**What to produce**
Convert all of the data below into a JSON list of strings, with one string per line and no entries for blank lines.

· · ·

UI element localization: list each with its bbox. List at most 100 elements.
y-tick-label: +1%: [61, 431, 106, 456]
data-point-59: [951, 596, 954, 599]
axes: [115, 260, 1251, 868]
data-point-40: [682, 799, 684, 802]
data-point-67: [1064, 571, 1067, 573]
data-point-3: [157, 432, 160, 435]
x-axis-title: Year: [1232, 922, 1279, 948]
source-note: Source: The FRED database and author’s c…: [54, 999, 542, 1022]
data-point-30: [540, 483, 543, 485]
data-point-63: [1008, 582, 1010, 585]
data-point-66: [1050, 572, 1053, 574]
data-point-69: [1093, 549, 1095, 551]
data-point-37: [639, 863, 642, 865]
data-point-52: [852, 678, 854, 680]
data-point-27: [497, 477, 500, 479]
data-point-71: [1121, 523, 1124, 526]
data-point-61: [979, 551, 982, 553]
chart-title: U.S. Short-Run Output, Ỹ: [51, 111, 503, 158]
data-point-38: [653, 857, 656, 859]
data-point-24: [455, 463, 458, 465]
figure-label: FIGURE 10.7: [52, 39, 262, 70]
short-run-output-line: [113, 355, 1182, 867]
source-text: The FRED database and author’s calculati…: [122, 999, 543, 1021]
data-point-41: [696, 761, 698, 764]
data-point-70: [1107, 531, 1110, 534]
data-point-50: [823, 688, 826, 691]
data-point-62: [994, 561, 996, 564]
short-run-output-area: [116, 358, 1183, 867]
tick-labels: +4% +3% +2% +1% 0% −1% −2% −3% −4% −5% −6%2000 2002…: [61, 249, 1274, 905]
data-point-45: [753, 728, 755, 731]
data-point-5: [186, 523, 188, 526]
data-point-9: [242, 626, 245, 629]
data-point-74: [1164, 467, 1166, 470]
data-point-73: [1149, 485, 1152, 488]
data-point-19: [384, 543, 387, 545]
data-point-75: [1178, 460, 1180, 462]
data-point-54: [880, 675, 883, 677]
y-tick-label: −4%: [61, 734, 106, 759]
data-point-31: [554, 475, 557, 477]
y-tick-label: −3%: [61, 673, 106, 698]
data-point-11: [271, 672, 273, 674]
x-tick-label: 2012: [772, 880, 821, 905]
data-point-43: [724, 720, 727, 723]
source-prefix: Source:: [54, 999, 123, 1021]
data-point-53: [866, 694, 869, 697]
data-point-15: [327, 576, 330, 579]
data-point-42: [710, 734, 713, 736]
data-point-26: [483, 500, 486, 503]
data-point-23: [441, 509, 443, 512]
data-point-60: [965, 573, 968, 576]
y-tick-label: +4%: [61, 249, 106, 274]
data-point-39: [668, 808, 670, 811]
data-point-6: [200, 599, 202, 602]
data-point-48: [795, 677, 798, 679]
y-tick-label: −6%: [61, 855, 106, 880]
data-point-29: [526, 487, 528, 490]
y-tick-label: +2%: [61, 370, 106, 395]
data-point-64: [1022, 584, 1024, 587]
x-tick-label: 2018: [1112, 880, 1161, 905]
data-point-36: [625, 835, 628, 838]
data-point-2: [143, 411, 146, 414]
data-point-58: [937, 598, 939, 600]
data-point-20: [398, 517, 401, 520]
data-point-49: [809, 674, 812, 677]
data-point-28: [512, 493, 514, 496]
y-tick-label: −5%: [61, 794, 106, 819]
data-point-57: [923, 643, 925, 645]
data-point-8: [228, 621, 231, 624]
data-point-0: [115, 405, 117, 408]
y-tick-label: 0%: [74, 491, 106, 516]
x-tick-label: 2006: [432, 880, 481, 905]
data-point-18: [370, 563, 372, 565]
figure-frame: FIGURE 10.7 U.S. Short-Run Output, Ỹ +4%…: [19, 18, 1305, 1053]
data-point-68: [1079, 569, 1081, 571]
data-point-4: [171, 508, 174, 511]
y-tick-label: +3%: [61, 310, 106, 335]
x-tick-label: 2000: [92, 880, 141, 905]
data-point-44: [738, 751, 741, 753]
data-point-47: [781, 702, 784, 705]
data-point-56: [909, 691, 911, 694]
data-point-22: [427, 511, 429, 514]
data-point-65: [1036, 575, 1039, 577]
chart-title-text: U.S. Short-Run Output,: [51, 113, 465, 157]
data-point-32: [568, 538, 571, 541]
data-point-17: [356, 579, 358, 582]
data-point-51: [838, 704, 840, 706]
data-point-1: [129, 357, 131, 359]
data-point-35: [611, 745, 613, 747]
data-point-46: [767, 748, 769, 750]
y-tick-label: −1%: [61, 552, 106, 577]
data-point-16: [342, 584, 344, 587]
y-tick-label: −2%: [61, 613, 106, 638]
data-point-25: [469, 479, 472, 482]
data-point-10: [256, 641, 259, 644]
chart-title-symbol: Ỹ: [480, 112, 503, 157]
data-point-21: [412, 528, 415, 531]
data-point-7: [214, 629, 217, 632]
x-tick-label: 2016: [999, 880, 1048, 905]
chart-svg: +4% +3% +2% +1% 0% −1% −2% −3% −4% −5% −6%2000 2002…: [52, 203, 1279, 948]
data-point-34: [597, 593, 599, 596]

· · ·

**Solved exercise**
[
  "UI element localization: list each with its bbox. List at most 100 elements.",
  "y-tick-label: +1%: [61, 431, 106, 456]",
  "data-point-59: [951, 596, 954, 599]",
  "axes: [115, 260, 1251, 868]",
  "data-point-40: [682, 799, 684, 802]",
  "data-point-67: [1064, 571, 1067, 573]",
  "data-point-3: [157, 432, 160, 435]",
  "x-axis-title: Year: [1232, 922, 1279, 948]",
  "source-note: Source: The FRED database and author’s c…: [54, 999, 542, 1022]",
  "data-point-30: [540, 483, 543, 485]",
  "data-point-63: [1008, 582, 1010, 585]",
  "data-point-66: [1050, 572, 1053, 574]",
  "data-point-69: [1093, 549, 1095, 551]",
  "data-point-37: [639, 863, 642, 865]",
  "data-point-52: [852, 678, 854, 680]",
  "data-point-27: [497, 477, 500, 479]",
  "data-point-71: [1121, 523, 1124, 526]",
  "data-point-61: [979, 551, 982, 553]",
  "chart-title: U.S. Short-Run Output, Ỹ: [51, 111, 503, 158]",
  "data-point-38: [653, 857, 656, 859]",
  "data-point-24: [455, 463, 458, 465]",
  "figure-label: FIGURE 10.7: [52, 39, 262, 70]",
  "short-run-output-line: [113, 355, 1182, 867]",
  "source-text: The FRED database and author’s calculati…: [122, 999, 543, 1021]",
  "data-point-41: [696, 761, 698, 764]",
  "data-point-70: [1107, 531, 1110, 534]",
  "data-point-50: [823, 688, 826, 691]",
  "data-point-62: [994, 561, 996, 564]",
  "short-run-output-area: [116, 358, 1183, 867]",
  "tick-labels: +4% +3% +2% +1% 0% −1% −2% −3% −4% −5% −6%2000 2002…: [61, 249, 1274, 905]",
  "data-point-45: [753, 728, 755, 731]",
  "data-point-5: [186, 523, 188, 526]",
  "data-point-9: [242, 626, 245, 629]",
  "data-point-74: [1164, 467, 1166, 470]",
  "data-point-73: [1149, 485, 1152, 488]",
  "data-point-19: [384, 543, 387, 545]",
  "data-point-75: [1178, 460, 1180, 462]",
  "data-point-54: [880, 675, 883, 677]",
  "y-tick-label: −4%: [61, 734, 106, 759]",
  "data-point-31: [554, 475, 557, 477]",
  "y-tick-label: −3%: [61, 673, 106, 698]",
  "data-point-11: [271, 672, 273, 674]",
  "x-tick-label: 2012: [772, 880, 821, 905]",
  "data-point-43: [724, 720, 727, 723]",
  "source-prefix: Source:: [54, 999, 123, 1021]",
  "data-point-53: [866, 694, 869, 697]",
  "data-point-15: [327, 576, 330, 579]",
  "data-point-42: [710, 734, 713, 736]",
  "data-point-26: [483, 500, 486, 503]",
  "data-point-23: [441, 509, 443, 512]",
  "data-point-60: [965, 573, 968, 576]",
  "y-tick-label: +4%: [61, 249, 106, 274]",
  "data-point-39: [668, 808, 670, 811]",
  "data-point-6: [200, 599, 202, 602]",
  "data-point-48: [795, 677, 798, 679]",
  "y-tick-label: −6%: [61, 855, 106, 880]",
  "data-point-29: [526, 487, 528, 490]",
  "y-tick-label: +2%: [61, 370, 106, 395]",
  "data-point-64: [1022, 584, 1024, 587]",
  "x-tick-label: 2018: [1112, 880, 1161, 905]",
  "data-point-36: [625, 835, 628, 838]",
  "data-point-2: [143, 411, 146, 414]",
  "data-point-58: [937, 598, 939, 600]",
  "data-point-20: [398, 517, 401, 520]",
  "data-point-49: [809, 674, 812, 677]",
  "data-point-28: [512, 493, 514, 496]",
  "y-tick-label: −5%: [61, 794, 106, 819]",
  "data-point-57: [923, 643, 925, 645]",
  "data-point-8: [228, 621, 231, 624]",
  "data-point-0: [115, 405, 117, 408]",
  "y-tick-label: 0%: [74, 491, 106, 516]",
  "x-tick-label: 2006: [432, 880, 481, 905]",
  "data-point-18: [370, 563, 372, 565]",
  "figure-frame: FIGURE 10.7 U.S. Short-Run Output, Ỹ +4%…: [19, 18, 1305, 1053]",
  "data-point-68: [1079, 569, 1081, 571]",
  "data-point-4: [171, 508, 174, 511]",
  "y-tick-label: +3%: [61, 310, 106, 335]",
  "x-tick-label: 2000: [92, 880, 141, 905]",
  "data-point-44: [738, 751, 741, 753]",
  "data-point-47: [781, 702, 784, 705]",
  "data-point-56: [909, 691, 911, 694]",
  "data-point-22: [427, 511, 429, 514]",
  "data-point-65: [1036, 575, 1039, 577]",
  "chart-title-text: U.S. Short-Run Output,: [51, 113, 465, 157]",
  "data-point-32: [568, 538, 571, 541]",
  "data-point-17: [356, 579, 358, 582]",
  "data-point-51: [838, 704, 840, 706]",
  "data-point-1: [129, 357, 131, 359]",
  "data-point-35: [611, 745, 613, 747]",
  "data-point-46: [767, 748, 769, 750]",
  "y-tick-label: −1%: [61, 552, 106, 577]",
  "data-point-16: [342, 584, 344, 587]",
  "y-tick-label: −2%: [61, 613, 106, 638]",
  "data-point-25: [469, 479, 472, 482]",
  "data-point-10: [256, 641, 259, 644]",
  "chart-title-symbol: Ỹ: [480, 112, 503, 157]",
  "data-point-21: [412, 528, 415, 531]",
  "data-point-7: [214, 629, 217, 632]",
  "x-tick-label: 2016: [999, 880, 1048, 905]",
  "chart-svg: +4% +3% +2% +1% 0% −1% −2% −3% −4% −5% −6%2000 2002…: [52, 203, 1279, 948]",
  "data-point-34: [597, 593, 599, 596]"
]